** START Records for this task **

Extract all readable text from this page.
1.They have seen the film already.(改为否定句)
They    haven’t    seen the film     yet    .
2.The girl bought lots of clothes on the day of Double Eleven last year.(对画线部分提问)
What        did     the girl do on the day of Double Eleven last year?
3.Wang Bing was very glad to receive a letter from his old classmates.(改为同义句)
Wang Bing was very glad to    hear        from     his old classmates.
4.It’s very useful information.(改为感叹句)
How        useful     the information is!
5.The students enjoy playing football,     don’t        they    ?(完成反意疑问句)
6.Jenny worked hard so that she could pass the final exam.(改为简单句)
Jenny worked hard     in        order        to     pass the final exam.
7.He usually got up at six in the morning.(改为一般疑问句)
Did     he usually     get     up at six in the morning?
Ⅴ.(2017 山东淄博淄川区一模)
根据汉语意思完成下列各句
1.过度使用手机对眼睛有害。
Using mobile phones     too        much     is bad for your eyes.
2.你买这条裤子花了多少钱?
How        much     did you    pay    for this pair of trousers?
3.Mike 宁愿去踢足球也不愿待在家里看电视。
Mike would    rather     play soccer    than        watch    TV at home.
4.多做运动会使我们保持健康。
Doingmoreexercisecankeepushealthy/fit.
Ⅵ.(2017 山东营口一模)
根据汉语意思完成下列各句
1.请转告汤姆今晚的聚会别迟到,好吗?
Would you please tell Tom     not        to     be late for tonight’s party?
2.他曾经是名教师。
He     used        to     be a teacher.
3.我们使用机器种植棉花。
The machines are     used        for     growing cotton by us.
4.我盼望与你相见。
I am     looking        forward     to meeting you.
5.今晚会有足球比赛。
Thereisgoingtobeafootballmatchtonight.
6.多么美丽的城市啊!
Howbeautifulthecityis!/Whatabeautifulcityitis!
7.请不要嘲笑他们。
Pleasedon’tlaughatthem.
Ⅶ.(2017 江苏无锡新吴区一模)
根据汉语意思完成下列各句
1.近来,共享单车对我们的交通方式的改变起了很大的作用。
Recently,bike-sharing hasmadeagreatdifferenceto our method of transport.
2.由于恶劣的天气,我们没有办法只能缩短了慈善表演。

** END Records for this task **

> Your instructions: Pull out every line above that holds the word "from".

> Right answer:
Extract all readable text from this page.
3.Wang Bing was very glad to receive a letter from his old classmates.(改为同义句)
Wang Bing was very glad to    hear        from     his old classmates.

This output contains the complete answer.